■ Task directions: In the entries, find all lines that hold the word "hatte" and copy them.

■ Information provided:
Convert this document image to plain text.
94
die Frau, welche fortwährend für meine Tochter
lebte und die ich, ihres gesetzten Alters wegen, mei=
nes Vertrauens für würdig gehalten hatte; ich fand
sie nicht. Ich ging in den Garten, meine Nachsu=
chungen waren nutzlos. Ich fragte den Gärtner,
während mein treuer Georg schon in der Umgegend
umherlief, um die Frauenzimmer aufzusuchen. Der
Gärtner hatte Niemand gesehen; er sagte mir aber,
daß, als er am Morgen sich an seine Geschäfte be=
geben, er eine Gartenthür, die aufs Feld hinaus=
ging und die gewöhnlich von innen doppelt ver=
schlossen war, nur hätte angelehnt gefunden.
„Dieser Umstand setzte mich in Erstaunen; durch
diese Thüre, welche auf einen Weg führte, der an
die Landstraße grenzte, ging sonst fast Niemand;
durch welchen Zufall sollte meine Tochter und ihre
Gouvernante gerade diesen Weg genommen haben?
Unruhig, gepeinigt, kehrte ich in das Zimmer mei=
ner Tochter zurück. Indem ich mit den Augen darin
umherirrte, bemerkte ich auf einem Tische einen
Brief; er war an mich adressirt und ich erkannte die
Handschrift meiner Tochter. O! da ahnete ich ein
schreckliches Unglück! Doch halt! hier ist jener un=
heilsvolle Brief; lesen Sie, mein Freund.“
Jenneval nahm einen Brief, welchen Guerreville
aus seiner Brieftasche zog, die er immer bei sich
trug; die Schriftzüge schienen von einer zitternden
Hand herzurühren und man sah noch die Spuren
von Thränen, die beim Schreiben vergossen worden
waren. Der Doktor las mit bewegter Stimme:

■ Written reply:
nes Vertrauens für würdig gehalten hatte; ich fand
Gärtner hatte Niemand gesehen; er sagte mir aber,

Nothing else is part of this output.